- _Data section_
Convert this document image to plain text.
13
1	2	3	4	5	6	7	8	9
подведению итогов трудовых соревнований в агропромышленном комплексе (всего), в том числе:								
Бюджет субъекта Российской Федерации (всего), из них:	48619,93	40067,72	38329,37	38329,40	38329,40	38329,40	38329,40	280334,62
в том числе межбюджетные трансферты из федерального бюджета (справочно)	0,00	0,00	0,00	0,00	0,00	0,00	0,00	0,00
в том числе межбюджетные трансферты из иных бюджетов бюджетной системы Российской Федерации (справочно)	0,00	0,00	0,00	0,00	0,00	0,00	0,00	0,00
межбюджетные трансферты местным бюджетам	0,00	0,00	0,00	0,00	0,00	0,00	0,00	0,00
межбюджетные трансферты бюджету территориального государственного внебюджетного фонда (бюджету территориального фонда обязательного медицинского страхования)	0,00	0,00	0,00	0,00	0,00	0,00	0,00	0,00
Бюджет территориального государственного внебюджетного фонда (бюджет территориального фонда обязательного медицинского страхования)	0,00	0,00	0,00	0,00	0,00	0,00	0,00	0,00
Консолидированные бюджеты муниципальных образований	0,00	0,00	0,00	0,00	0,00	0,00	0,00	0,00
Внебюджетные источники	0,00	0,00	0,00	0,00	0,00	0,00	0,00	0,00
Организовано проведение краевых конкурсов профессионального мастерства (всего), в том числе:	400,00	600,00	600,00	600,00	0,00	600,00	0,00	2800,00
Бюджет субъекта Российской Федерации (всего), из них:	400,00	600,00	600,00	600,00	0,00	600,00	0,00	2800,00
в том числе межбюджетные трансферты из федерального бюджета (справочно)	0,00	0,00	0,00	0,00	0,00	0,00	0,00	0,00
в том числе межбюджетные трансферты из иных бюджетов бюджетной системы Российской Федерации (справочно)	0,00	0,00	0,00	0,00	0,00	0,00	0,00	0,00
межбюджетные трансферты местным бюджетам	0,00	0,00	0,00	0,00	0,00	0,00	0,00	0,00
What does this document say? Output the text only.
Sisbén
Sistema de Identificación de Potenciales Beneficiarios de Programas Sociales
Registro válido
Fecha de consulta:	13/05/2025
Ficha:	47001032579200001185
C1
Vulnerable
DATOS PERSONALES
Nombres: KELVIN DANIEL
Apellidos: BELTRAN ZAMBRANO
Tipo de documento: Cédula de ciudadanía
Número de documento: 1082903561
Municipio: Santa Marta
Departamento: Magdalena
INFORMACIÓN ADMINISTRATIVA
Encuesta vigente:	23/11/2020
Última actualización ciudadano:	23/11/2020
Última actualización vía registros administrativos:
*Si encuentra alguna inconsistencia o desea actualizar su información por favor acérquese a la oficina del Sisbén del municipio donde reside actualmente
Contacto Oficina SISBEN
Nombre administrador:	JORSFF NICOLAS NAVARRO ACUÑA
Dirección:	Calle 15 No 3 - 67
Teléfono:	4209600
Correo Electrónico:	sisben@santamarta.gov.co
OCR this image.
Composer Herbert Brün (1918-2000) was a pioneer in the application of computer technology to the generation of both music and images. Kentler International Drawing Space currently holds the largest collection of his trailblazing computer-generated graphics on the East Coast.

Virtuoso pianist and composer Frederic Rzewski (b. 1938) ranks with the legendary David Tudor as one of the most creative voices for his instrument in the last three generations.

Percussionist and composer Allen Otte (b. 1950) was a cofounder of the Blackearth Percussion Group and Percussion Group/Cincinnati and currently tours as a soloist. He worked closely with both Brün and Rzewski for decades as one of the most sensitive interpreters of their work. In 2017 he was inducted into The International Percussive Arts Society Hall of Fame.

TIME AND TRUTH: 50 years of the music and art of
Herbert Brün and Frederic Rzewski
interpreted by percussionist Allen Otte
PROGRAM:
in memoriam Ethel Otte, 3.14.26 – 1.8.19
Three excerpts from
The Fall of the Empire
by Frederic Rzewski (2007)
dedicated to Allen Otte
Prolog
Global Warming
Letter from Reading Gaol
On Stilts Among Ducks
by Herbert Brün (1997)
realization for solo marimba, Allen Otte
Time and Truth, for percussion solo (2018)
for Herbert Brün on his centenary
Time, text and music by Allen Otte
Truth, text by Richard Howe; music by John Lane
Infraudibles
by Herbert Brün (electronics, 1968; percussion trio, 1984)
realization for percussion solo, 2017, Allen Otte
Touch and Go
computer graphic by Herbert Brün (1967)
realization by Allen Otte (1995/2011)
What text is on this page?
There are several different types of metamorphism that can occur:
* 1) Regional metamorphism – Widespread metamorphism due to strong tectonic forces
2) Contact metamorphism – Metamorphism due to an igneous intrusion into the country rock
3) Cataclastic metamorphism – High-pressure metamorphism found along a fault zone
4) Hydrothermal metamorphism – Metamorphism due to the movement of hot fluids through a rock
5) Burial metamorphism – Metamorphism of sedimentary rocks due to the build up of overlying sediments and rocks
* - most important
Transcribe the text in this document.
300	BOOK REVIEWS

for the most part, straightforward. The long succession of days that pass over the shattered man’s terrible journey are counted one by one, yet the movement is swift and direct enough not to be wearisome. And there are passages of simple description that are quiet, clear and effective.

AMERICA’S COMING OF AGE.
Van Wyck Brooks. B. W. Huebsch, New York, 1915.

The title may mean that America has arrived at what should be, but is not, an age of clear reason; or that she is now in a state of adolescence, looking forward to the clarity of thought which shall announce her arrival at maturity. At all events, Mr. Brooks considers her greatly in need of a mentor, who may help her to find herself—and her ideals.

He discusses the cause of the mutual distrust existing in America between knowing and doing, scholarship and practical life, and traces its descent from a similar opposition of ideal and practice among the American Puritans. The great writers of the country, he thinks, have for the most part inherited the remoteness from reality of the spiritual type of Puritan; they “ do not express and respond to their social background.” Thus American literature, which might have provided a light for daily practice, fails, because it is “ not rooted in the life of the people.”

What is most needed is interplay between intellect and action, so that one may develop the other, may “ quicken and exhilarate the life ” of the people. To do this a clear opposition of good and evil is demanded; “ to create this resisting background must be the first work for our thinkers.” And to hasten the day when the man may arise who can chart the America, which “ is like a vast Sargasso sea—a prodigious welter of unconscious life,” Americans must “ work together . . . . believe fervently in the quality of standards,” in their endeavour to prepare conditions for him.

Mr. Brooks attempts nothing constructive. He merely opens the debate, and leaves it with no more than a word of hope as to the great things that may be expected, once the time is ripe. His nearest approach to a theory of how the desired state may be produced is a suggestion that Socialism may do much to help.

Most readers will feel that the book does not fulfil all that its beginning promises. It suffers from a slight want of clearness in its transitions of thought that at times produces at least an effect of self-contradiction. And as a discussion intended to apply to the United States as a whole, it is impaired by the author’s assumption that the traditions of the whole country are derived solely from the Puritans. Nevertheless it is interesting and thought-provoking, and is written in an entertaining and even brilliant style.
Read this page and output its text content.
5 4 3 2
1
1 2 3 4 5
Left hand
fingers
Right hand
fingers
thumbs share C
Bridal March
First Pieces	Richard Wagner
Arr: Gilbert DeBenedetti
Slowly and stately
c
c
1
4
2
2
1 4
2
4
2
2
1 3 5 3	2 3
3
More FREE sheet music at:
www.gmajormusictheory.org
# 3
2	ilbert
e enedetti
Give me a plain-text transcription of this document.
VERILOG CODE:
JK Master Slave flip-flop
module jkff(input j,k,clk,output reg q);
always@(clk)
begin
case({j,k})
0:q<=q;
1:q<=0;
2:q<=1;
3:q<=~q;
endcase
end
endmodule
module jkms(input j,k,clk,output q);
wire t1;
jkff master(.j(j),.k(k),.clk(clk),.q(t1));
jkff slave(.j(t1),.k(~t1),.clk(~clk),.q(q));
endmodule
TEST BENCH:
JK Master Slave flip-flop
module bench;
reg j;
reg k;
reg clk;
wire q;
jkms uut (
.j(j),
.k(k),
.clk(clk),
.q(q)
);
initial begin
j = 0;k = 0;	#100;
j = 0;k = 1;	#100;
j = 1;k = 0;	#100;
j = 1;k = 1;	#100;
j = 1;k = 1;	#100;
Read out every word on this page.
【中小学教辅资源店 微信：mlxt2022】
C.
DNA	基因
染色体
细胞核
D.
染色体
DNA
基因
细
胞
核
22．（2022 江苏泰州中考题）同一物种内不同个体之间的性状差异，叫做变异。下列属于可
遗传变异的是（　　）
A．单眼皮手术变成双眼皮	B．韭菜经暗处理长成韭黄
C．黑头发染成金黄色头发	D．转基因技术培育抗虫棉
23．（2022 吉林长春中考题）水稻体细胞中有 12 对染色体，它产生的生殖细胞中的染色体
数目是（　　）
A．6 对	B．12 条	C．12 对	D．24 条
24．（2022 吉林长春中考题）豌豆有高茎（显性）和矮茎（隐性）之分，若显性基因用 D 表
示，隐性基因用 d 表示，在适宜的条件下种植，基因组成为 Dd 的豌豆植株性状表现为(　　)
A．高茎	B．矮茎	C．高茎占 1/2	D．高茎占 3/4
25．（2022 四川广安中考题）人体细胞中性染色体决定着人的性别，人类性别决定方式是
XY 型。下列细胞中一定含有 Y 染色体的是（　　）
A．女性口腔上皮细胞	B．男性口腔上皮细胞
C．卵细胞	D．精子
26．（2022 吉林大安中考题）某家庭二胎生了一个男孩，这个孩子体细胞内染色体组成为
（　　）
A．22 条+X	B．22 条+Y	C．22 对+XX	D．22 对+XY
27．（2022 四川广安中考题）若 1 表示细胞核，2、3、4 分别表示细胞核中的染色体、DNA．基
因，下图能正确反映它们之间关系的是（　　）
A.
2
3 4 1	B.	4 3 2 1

- _Your instructions_
Pull out all lines in the data above that include "word".

- _Written response_
Mr. Brooks attempts nothing constructive. He merely opens the debate, and leaves it with no more than a word of hope as to the great things that may be expected, once the time is ripe. His nearest approach to a theory of how the desired state may be produced is a suggestion that Socialism may do much to help.
Read out every word on this page.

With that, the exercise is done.